* _Exercise brief_: Locate and copy each line in the data that contains the word "Hernandez".

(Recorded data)
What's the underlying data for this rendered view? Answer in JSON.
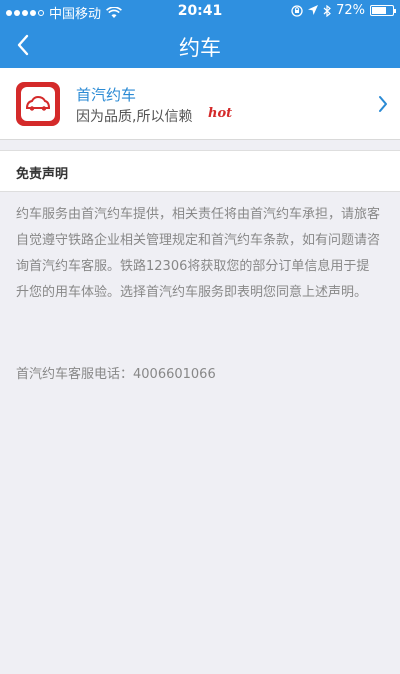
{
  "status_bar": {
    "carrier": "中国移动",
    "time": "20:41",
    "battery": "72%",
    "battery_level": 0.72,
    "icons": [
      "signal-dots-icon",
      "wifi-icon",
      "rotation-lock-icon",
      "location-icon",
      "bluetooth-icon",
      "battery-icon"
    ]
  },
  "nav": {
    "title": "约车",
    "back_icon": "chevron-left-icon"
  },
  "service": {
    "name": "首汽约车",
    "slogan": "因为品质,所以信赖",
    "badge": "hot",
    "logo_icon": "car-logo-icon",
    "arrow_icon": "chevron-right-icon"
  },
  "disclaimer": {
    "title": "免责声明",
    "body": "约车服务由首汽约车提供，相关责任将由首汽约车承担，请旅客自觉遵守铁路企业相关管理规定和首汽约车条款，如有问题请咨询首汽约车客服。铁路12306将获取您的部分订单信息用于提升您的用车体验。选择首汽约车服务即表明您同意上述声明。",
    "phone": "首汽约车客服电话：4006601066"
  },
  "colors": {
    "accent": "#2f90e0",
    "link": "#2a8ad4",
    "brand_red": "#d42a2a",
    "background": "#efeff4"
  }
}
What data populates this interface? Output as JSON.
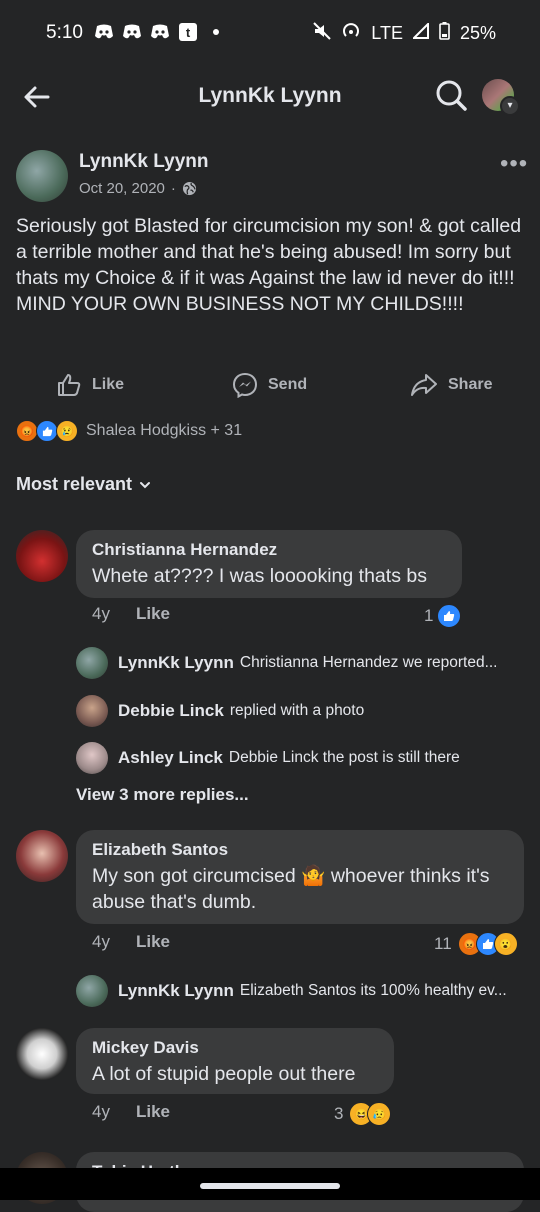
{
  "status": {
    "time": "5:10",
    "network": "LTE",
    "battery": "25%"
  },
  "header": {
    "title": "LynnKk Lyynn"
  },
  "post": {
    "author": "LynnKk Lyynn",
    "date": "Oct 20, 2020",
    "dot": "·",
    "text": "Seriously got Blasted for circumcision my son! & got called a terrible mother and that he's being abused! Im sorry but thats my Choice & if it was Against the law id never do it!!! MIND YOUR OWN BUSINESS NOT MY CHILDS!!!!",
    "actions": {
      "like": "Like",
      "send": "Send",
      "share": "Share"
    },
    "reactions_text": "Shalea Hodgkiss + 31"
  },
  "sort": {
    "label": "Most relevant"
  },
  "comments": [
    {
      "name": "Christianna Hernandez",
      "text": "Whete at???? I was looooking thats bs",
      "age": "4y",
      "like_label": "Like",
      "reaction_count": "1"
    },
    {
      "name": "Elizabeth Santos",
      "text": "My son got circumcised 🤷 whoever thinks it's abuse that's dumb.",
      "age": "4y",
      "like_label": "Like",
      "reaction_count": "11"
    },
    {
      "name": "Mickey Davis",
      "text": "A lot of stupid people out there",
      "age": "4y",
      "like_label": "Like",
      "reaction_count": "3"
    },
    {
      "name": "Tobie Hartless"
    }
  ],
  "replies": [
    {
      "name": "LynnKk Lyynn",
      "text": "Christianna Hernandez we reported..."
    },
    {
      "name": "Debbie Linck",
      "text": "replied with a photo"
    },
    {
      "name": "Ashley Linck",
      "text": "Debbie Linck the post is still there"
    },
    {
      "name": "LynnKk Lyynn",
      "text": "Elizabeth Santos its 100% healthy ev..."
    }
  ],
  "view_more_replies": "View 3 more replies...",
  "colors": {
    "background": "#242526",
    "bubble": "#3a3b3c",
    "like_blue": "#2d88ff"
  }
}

* _Final result_:
      "name": "Christianna Hernandez",
      "text": "Christianna Hernandez we reported..."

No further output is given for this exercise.